> **EXERCISE MATERIALS**:

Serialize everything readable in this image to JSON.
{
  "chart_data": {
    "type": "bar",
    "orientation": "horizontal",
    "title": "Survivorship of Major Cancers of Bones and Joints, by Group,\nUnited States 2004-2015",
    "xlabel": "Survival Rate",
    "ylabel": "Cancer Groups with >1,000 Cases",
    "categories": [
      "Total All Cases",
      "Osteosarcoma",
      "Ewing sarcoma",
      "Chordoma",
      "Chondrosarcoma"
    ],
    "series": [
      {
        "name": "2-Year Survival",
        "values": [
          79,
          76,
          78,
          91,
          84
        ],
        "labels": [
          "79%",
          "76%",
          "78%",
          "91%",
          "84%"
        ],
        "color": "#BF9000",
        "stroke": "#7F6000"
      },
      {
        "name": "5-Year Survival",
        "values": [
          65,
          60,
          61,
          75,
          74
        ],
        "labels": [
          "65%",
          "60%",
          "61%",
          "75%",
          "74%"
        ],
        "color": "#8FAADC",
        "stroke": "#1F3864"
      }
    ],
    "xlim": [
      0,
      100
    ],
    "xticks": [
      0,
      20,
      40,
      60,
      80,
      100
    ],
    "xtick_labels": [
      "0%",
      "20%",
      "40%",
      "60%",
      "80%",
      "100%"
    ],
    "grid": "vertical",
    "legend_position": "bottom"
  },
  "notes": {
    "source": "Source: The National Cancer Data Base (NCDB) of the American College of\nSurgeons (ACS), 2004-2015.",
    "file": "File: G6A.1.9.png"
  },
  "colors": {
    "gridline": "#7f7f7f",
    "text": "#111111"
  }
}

---

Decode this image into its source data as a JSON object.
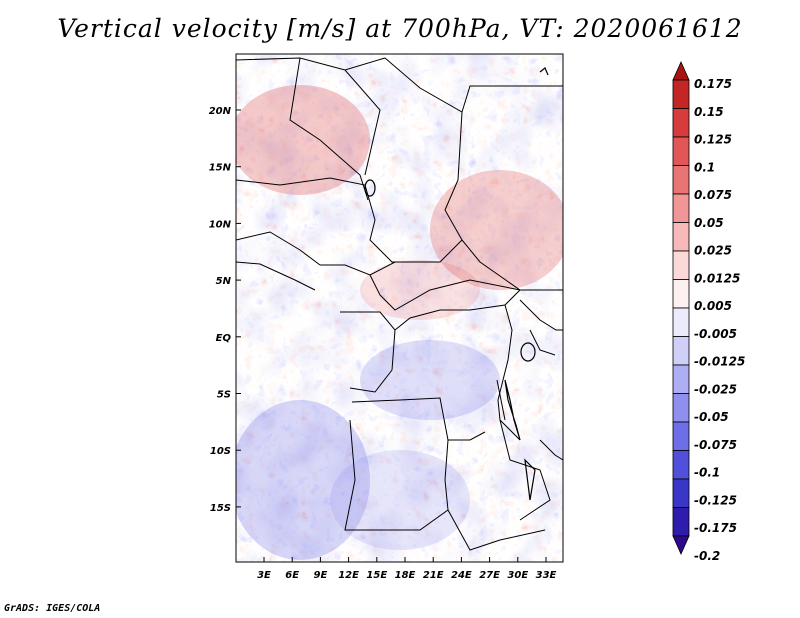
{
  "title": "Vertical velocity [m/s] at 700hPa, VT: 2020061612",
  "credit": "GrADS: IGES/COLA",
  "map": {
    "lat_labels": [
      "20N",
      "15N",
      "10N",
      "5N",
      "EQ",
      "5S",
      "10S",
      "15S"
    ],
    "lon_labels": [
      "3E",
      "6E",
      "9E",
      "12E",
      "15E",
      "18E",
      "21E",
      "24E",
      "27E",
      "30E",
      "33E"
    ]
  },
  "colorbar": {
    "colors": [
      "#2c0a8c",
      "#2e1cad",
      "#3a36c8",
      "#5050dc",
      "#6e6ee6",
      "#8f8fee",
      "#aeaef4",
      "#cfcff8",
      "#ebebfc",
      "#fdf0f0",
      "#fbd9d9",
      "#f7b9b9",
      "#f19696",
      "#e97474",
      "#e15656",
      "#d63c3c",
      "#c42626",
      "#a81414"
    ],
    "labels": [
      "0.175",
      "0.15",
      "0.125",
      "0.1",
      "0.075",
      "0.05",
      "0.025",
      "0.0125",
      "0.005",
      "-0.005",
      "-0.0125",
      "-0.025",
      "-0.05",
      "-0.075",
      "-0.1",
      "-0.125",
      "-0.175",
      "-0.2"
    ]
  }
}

> **PROBLEM TO SOLVE**: Copy every line of the listing containing the string "JSON".

> **SOLUTION TO THE PROBLEM**:
Serialize everything readable in this image to JSON.
Decode this image into its source data as a JSON object.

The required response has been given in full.